Data items
================
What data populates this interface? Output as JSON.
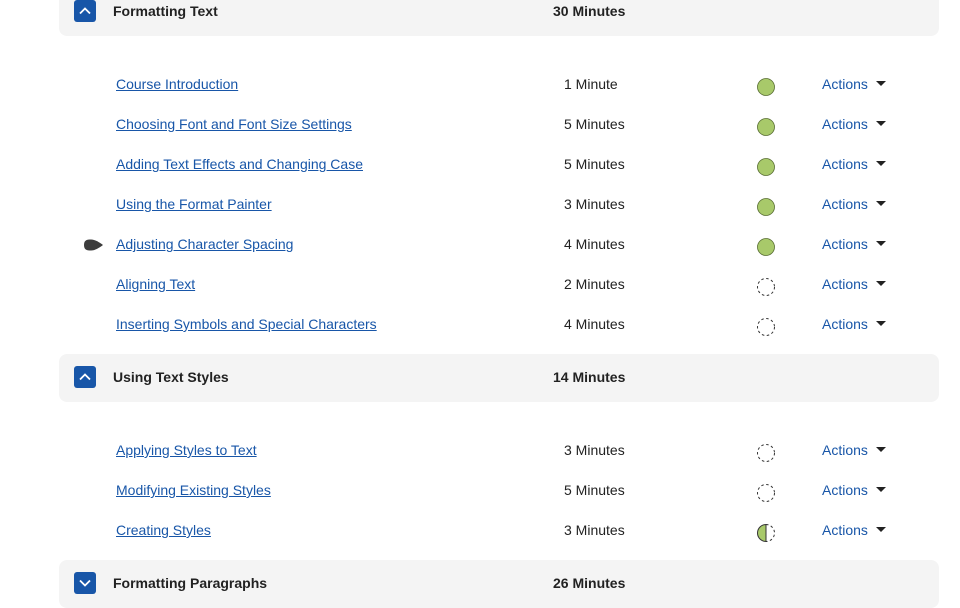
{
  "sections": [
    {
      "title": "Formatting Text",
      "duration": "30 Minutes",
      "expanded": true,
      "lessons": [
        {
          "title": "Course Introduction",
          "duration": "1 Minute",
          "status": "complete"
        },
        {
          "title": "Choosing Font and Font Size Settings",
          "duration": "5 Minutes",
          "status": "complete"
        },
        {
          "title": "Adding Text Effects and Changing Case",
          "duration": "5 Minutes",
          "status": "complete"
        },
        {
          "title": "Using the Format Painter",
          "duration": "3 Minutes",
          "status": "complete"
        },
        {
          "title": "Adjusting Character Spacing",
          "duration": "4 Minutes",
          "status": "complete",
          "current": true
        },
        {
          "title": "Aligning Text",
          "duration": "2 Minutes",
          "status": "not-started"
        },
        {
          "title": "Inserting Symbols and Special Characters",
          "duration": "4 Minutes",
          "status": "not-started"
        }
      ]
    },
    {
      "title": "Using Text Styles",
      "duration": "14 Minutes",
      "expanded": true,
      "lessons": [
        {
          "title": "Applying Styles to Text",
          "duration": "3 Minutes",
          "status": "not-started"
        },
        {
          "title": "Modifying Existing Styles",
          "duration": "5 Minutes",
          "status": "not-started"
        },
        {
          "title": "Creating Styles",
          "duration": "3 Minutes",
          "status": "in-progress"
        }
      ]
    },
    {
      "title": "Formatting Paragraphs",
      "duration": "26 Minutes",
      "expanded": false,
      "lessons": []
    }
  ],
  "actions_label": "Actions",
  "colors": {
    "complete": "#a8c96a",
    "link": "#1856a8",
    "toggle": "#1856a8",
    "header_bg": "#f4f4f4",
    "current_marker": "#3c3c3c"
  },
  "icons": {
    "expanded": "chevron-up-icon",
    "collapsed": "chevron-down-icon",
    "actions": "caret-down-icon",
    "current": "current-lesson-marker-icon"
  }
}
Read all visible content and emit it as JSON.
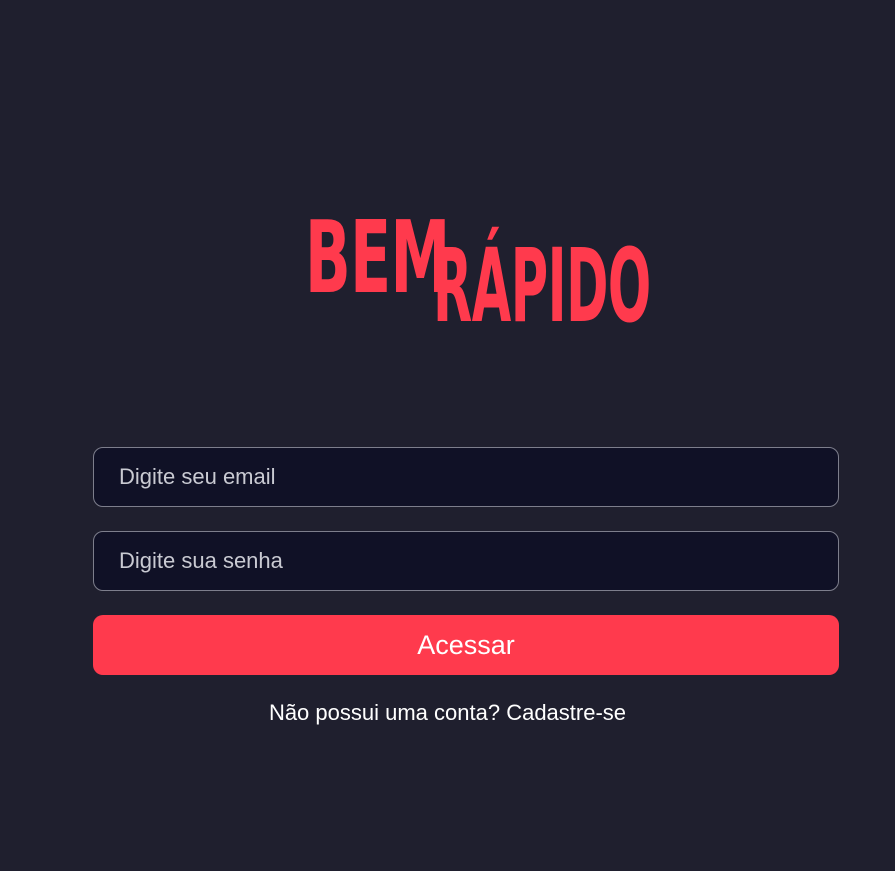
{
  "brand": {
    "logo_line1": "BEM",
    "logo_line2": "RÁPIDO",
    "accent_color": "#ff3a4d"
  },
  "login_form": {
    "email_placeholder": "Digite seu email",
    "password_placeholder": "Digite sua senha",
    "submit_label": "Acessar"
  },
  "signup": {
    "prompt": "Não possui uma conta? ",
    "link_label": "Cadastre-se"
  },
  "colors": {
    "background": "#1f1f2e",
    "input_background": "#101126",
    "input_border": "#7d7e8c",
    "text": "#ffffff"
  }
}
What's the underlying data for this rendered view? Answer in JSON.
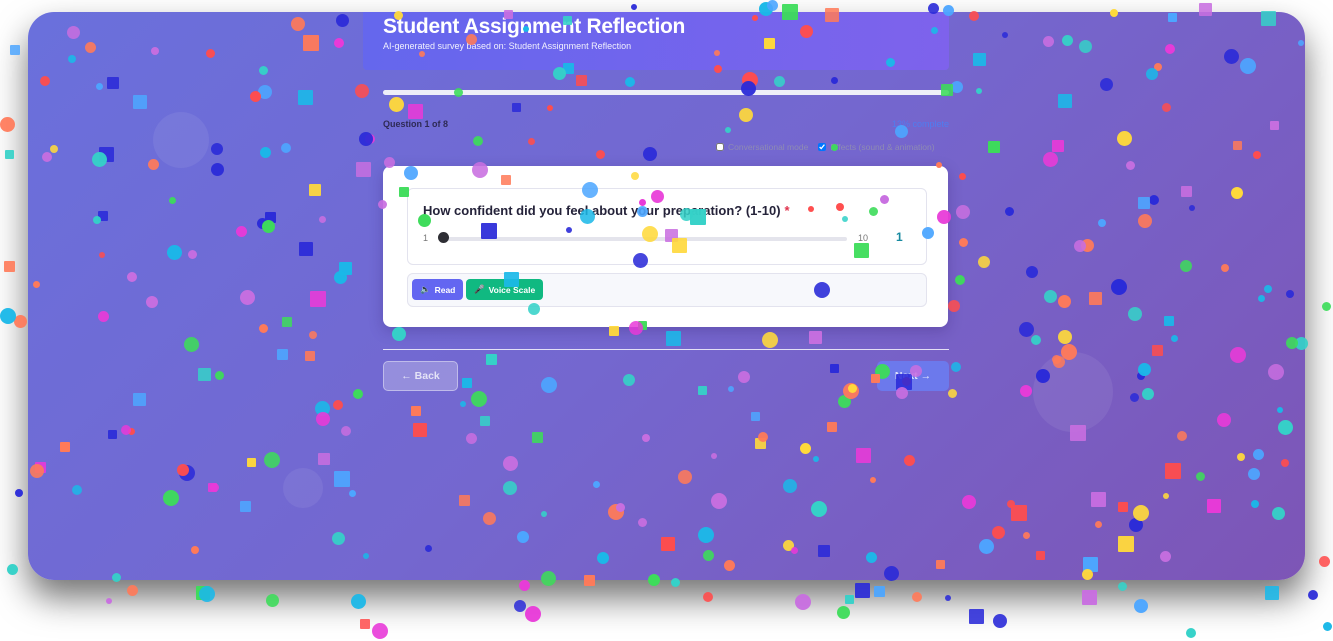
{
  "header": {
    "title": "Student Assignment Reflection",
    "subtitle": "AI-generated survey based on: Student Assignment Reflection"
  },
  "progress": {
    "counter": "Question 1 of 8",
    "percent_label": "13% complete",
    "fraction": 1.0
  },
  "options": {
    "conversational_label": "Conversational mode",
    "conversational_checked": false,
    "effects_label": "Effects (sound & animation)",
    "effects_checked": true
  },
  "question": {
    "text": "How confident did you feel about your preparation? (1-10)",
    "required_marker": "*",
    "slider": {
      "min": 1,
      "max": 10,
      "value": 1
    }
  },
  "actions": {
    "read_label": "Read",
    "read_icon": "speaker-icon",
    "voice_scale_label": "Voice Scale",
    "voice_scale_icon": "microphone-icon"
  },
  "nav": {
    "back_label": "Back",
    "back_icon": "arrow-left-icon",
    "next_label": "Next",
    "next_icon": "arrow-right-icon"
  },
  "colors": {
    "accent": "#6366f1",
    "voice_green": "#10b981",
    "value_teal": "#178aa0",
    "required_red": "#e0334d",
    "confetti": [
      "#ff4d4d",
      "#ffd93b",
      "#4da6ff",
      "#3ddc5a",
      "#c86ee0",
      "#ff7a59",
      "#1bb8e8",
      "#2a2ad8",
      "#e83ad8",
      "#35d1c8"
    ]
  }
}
================
_Your objective_
In the records above, collect each line with "true".

_Task solution_
      "expanded": true,
          "current": true
      "expanded": true,
    "effects_checked": true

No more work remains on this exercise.